───── Input material
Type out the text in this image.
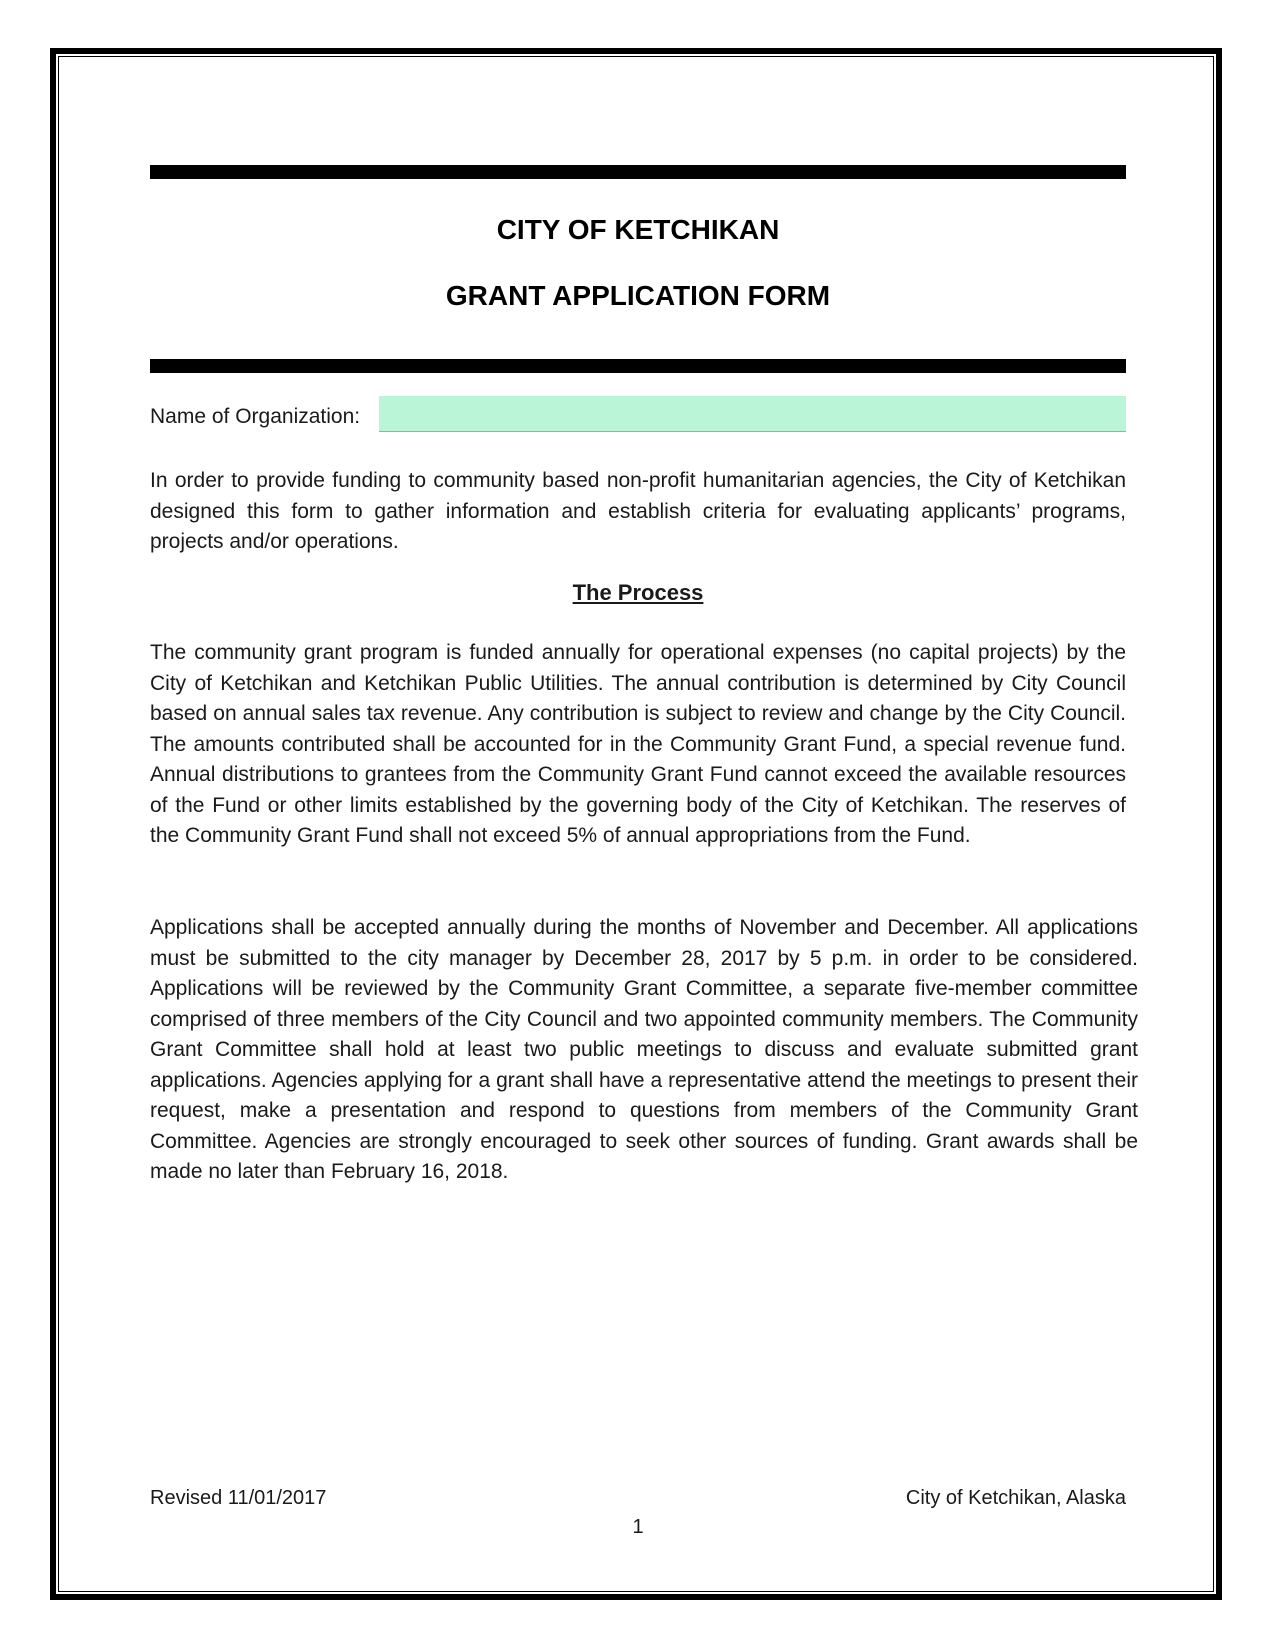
CITY OF KETCHIKAN
GRANT APPLICATION FORM
Name of Organization:

In order to provide funding to community based non-profit humanitarian agencies, the City of Ketchikan designed this form to gather information and establish criteria for evaluating applicants’ programs, projects and/or operations.

The Process

The community grant program is funded annually for operational expenses (no capital projects) by the City of Ketchikan and Ketchikan Public Utilities. The annual contribution is determined by City Council based on annual sales tax revenue. Any contribution is subject to review and change by the City Council. The amounts contributed shall be accounted for in the Community Grant Fund, a special revenue fund. Annual distributions to grantees from the Community Grant Fund cannot exceed the available resources of the Fund or other limits established by the governing body of the City of Ketchikan. The reserves of the Community Grant Fund shall not exceed 5% of annual appropriations from the Fund.

Applications shall be accepted annually during the months of November and December. All applications must be submitted to the city manager by December 28, 2017 by 5 p.m. in order to be considered. Applications will be reviewed by the Community Grant Committee, a separate five-member committee comprised of three members of the City Council and two appointed community members. The Community Grant Committee shall hold at least two public meetings to discuss and evaluate submitted grant applications. Agencies applying for a grant shall have a representative attend the meetings to present their request, make a presentation and respond to questions from members of the Community Grant Committee. Agencies are strongly encouraged to seek other sources of funding. Grant awards shall be made no later than February 16, 2018.

Revised 11/01/2017	City of Ketchikan, Alaska
1
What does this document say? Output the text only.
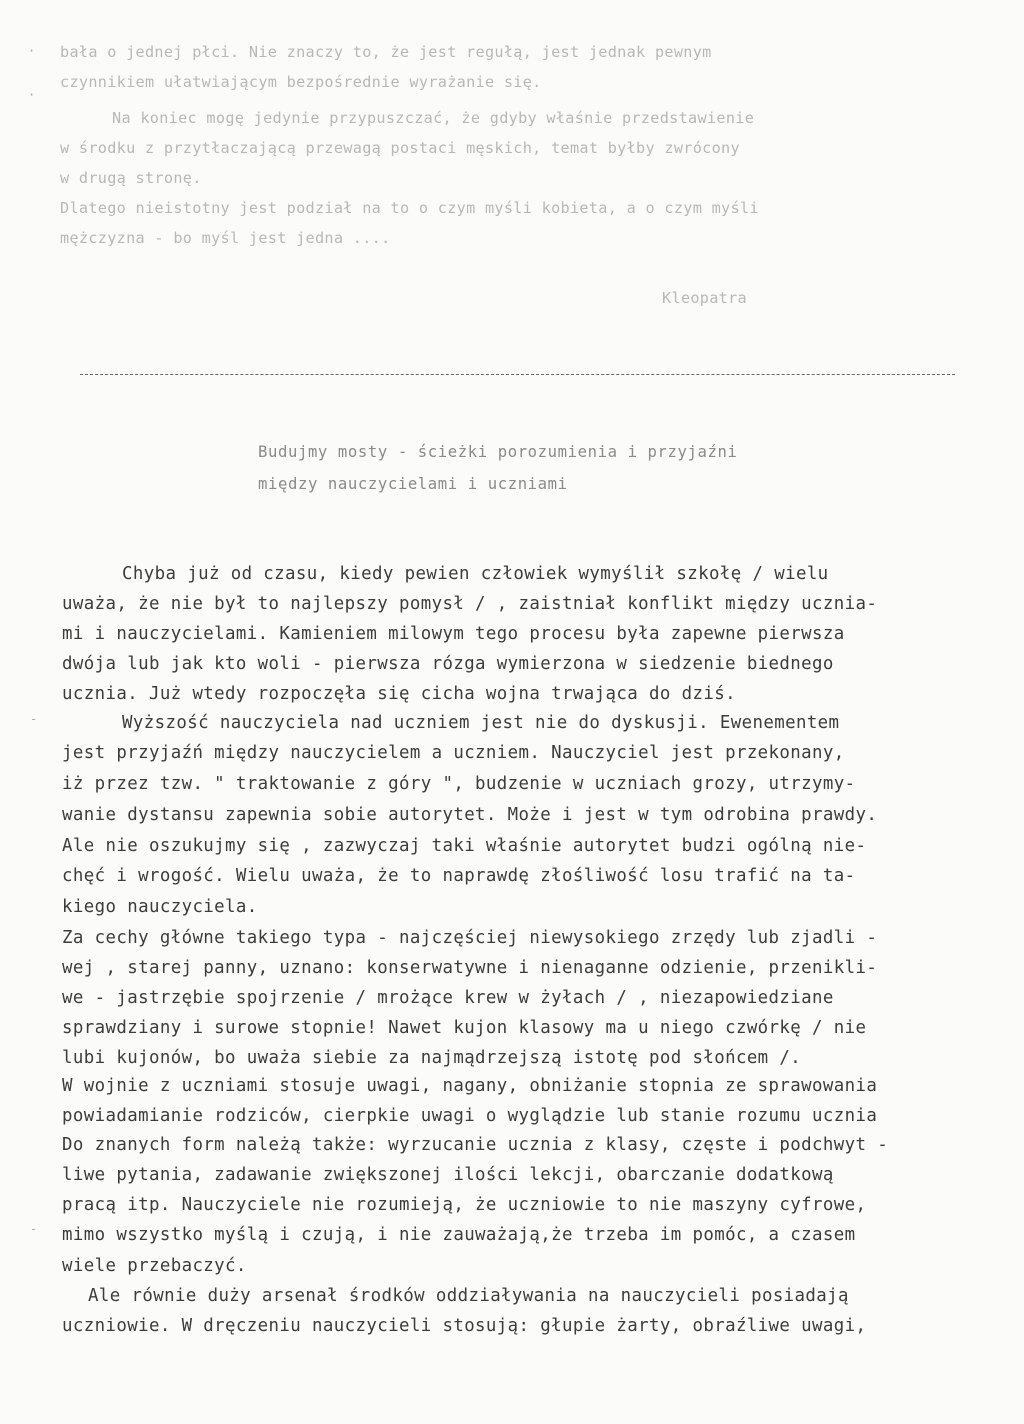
bała o jednej płci. Nie znaczy to, że jest regułą, jest jednak pewnym
czynnikiem ułatwiającym bezpośrednie wyrażanie się.
Na koniec mogę jedynie przypuszczać, że gdyby właśnie przedstawienie
w środku z przytłaczającą przewagą postaci męskich, temat byłby zwrócony
w drugą stronę.
Dlatego nieistotny jest podział na to o czym myśli kobieta, a o czym myśli
mężczyzna - bo myśl jest jedna ....
Kleopatra
Budujmy mosty - ścieżki porozumienia i przyjaźni
między nauczycielami i uczniami
Chyba już od czasu, kiedy pewien człowiek wymyślił szkołę / wielu
uważa, że nie był to najlepszy pomysł / , zaistniał konflikt między ucznia-
mi i nauczycielami. Kamieniem milowym tego procesu była zapewne pierwsza
dwója lub jak kto woli - pierwsza rózga wymierzona w siedzenie biednego
ucznia. Już wtedy rozpoczęła się cicha wojna trwająca do dziś.
Wyższość nauczyciela nad uczniem jest nie do dyskusji. Ewenementem
jest przyjaźń między nauczycielem a uczniem. Nauczyciel jest przekonany,
iż przez tzw. " traktowanie z góry ", budzenie w uczniach grozy, utrzymy-
wanie dystansu zapewnia sobie autorytet. Może i jest w tym odrobina prawdy.
Ale nie oszukujmy się , zazwyczaj taki właśnie autorytet budzi ogólną nie-
chęć i wrogość. Wielu uważa, że to naprawdę złośliwość losu trafić na ta-
kiego nauczyciela.
Za cechy główne takiego typa - najczęściej niewysokiego zrzędy lub zjadli -
wej , starej panny, uznano: konserwatywne i nienaganne odzienie, przenikli-
we - jastrzębie spojrzenie / mrożące krew w żyłach / , niezapowiedziane
sprawdziany i surowe stopnie! Nawet kujon klasowy ma u niego czwórkę / nie
lubi kujonów, bo uważa siebie za najmądrzejszą istotę pod słońcem /.
W wojnie z uczniami stosuje uwagi, nagany, obniżanie stopnia ze sprawowania
powiadamianie rodziców, cierpkie uwagi o wyglądzie lub stanie rozumu ucznia
Do znanych form należą także: wyrzucanie ucznia z klasy, częste i podchwyt -
liwe pytania, zadawanie zwiększonej ilości lekcji, obarczanie dodatkową
pracą itp. Nauczyciele nie rozumieją, że uczniowie to nie maszyny cyfrowe,
mimo wszystko myślą i czują, i nie zauważają,że trzeba im pomóc, a czasem
wiele przebaczyć.
Ale równie duży arsenał środków oddziaływania na nauczycieli posiadają
uczniowie. W dręczeniu nauczycieli stosują: głupie żarty, obraźliwe uwagi,
·
·
-
-
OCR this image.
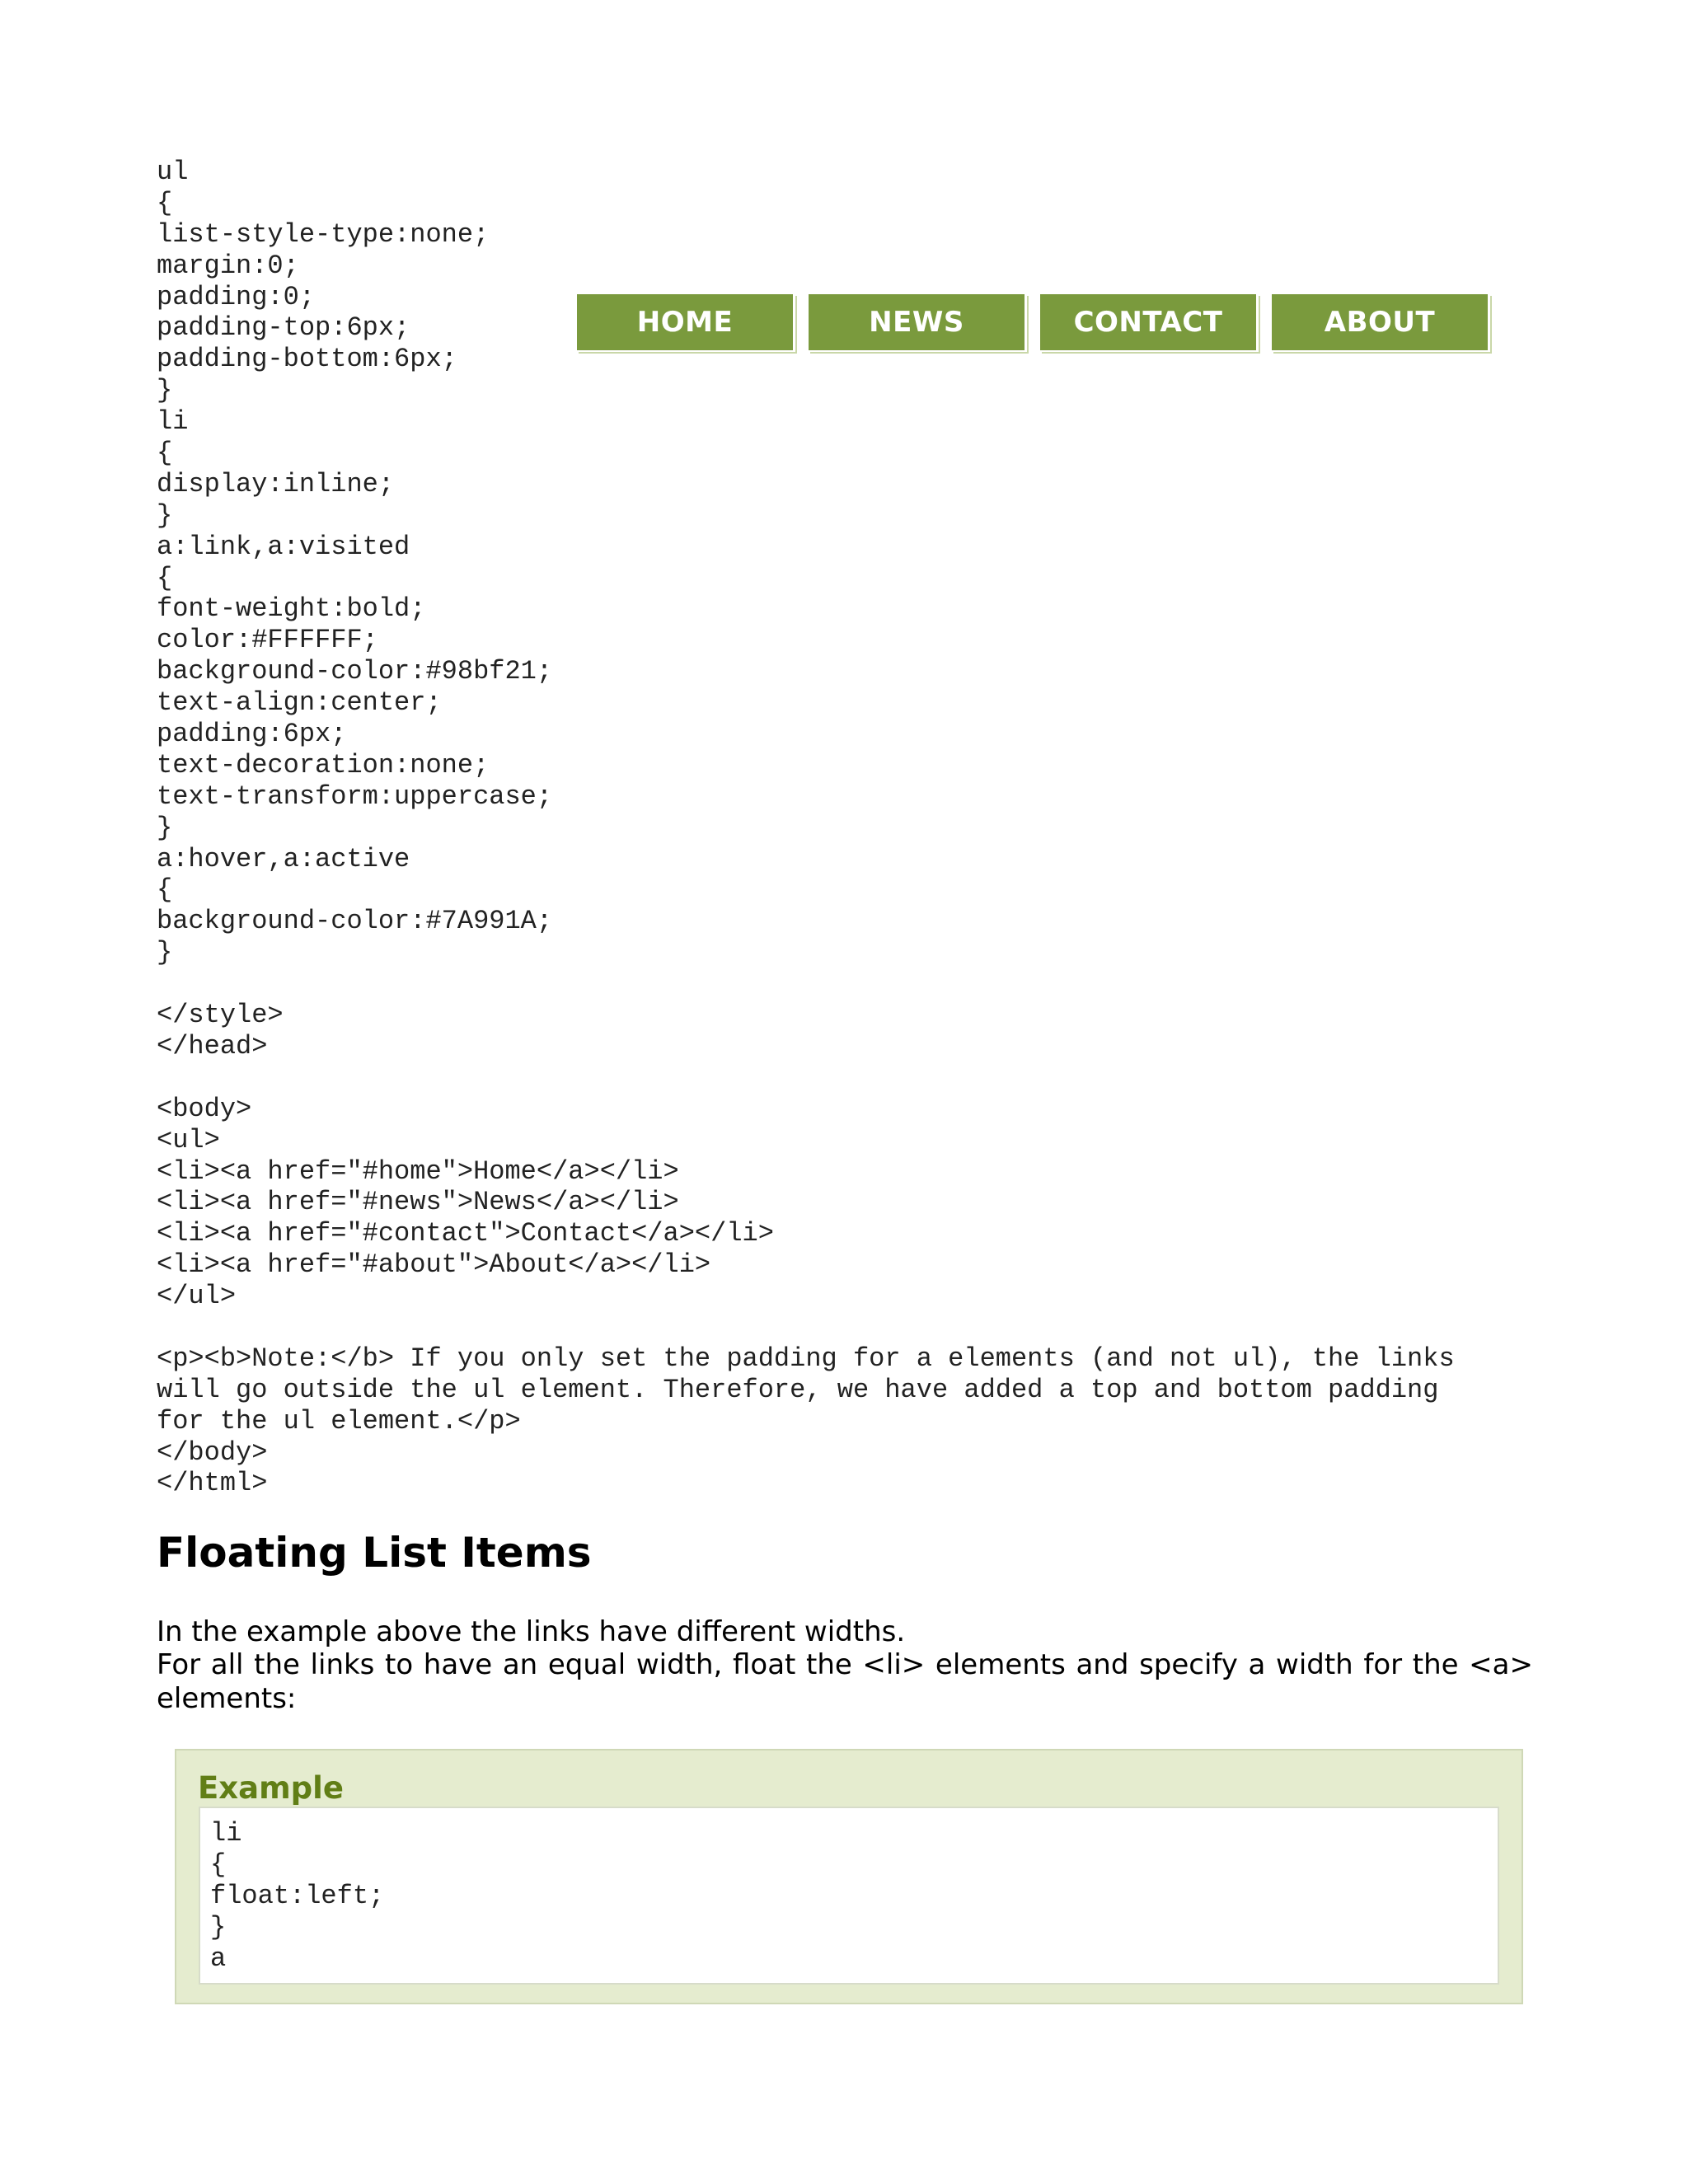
ul
{
list-style-type:none;
margin:0;
padding:0;
padding-top:6px;
padding-bottom:6px;
}
li
{
display:inline;
}
a:link,a:visited
{
font-weight:bold;
color:#FFFFFF;
background-color:#98bf21;
text-align:center;
padding:6px;
text-decoration:none;
text-transform:uppercase;
}
a:hover,a:active
{
background-color:#7A991A;
}
</style>
</head>
<body>
<ul>
<li><a href="#home">Home</a></li>
<li><a href="#news">News</a></li>
<li><a href="#contact">Contact</a></li>
<li><a href="#about">About</a></li>
</ul>
<p><b>Note:</b> If you only set the padding for a elements (and not ul), the links
will go outside the ul element. Therefore, we have added a top and bottom padding
for the ul element.</p>
</body>
</html>
HOME	NEWS	CONTACT	ABOUT
Floating List Items

In the example above the links have different widths.

For all the links to have an equal width, float the <li> elements and specify a width for the <a> elements:

Example
li
{
float:left;
}
a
──────────
- What is expected -
Set down every record once more, word for word, without pictures.

- Correct result -
Type out the text in this image.
CITY OF KETCHIKAN
GRANT APPLICATION FORM
Name of Organization:

In order to provide funding to community based non-profit humanitarian agencies, the City of Ketchikan designed this form to gather information and establish criteria for evaluating applicants’ programs, projects and/or operations.

The Process

The community grant program is funded annually for operational expenses (no capital projects) by the City of Ketchikan and Ketchikan Public Utilities. The annual contribution is determined by City Council based on annual sales tax revenue. Any contribution is subject to review and change by the City Council. The amounts contributed shall be accounted for in the Community Grant Fund, a special revenue fund. Annual distributions to grantees from the Community Grant Fund cannot exceed the available resources of the Fund or other limits established by the governing body of the City of Ketchikan. The reserves of the Community Grant Fund shall not exceed 5% of annual appropriations from the Fund.

Applications shall be accepted annually during the months of November and December. All applications must be submitted to the city manager by December 28, 2017 by 5 p.m. in order to be considered. Applications will be reviewed by the Community Grant Committee, a separate five-member committee comprised of three members of the City Council and two appointed community members. The Community Grant Committee shall hold at least two public meetings to discuss and evaluate submitted grant applications. Agencies applying for a grant shall have a representative attend the meetings to present their request, make a presentation and respond to questions from members of the Community Grant Committee. Agencies are strongly encouraged to seek other sources of funding. Grant awards shall be made no later than February 16, 2018.

Revised 11/01/2017	City of Ketchikan, Alaska
1
What does this document say? Output the text only.
bała o jednej płci. Nie znaczy to, że jest regułą, jest jednak pewnym
czynnikiem ułatwiającym bezpośrednie wyrażanie się.
Na koniec mogę jedynie przypuszczać, że gdyby właśnie przedstawienie
w środku z przytłaczającą przewagą postaci męskich, temat byłby zwrócony
w drugą stronę.
Dlatego nieistotny jest podział na to o czym myśli kobieta, a o czym myśli
mężczyzna - bo myśl jest jedna ....
Kleopatra
Budujmy mosty - ścieżki porozumienia i przyjaźni
między nauczycielami i uczniami
Chyba już od czasu, kiedy pewien człowiek wymyślił szkołę / wielu
uważa, że nie był to najlepszy pomysł / , zaistniał konflikt między ucznia-
mi i nauczycielami. Kamieniem milowym tego procesu była zapewne pierwsza
dwója lub jak kto woli - pierwsza rózga wymierzona w siedzenie biednego
ucznia. Już wtedy rozpoczęła się cicha wojna trwająca do dziś.
Wyższość nauczyciela nad uczniem jest nie do dyskusji. Ewenementem
jest przyjaźń między nauczycielem a uczniem. Nauczyciel jest przekonany,
iż przez tzw. " traktowanie z góry ", budzenie w uczniach grozy, utrzymy-
wanie dystansu zapewnia sobie autorytet. Może i jest w tym odrobina prawdy.
Ale nie oszukujmy się , zazwyczaj taki właśnie autorytet budzi ogólną nie-
chęć i wrogość. Wielu uważa, że to naprawdę złośliwość losu trafić na ta-
kiego nauczyciela.
Za cechy główne takiego typa - najczęściej niewysokiego zrzędy lub zjadli -
wej , starej panny, uznano: konserwatywne i nienaganne odzienie, przenikli-
we - jastrzębie spojrzenie / mrożące krew w żyłach / , niezapowiedziane
sprawdziany i surowe stopnie! Nawet kujon klasowy ma u niego czwórkę / nie
lubi kujonów, bo uważa siebie za najmądrzejszą istotę pod słońcem /.
W wojnie z uczniami stosuje uwagi, nagany, obniżanie stopnia ze sprawowania
powiadamianie rodziców, cierpkie uwagi o wyglądzie lub stanie rozumu ucznia
Do znanych form należą także: wyrzucanie ucznia z klasy, częste i podchwyt -
liwe pytania, zadawanie zwiększonej ilości lekcji, obarczanie dodatkową
pracą itp. Nauczyciele nie rozumieją, że uczniowie to nie maszyny cyfrowe,
mimo wszystko myślą i czują, i nie zauważają,że trzeba im pomóc, a czasem
wiele przebaczyć.
Ale równie duży arsenał środków oddziaływania na nauczycieli posiadają
uczniowie. W dręczeniu nauczycieli stosują: głupie żarty, obraźliwe uwagi,
·
·
-
-
OCR this image.
ul
{
list-style-type:none;
margin:0;
padding:0;
padding-top:6px;
padding-bottom:6px;
}
li
{
display:inline;
}
a:link,a:visited
{
font-weight:bold;
color:#FFFFFF;
background-color:#98bf21;
text-align:center;
padding:6px;
text-decoration:none;
text-transform:uppercase;
}
a:hover,a:active
{
background-color:#7A991A;
}
</style>
</head>
<body>
<ul>
<li><a href="#home">Home</a></li>
<li><a href="#news">News</a></li>
<li><a href="#contact">Contact</a></li>
<li><a href="#about">About</a></li>
</ul>
<p><b>Note:</b> If you only set the padding for a elements (and not ul), the links
will go outside the ul element. Therefore, we have added a top and bottom padding
for the ul element.</p>
</body>
</html>
HOME	NEWS	CONTACT	ABOUT
Floating List Items

In the example above the links have different widths.

For all the links to have an equal width, float the <li> elements and specify a width for the <a> elements:

Example
li
{
float:left;
}
a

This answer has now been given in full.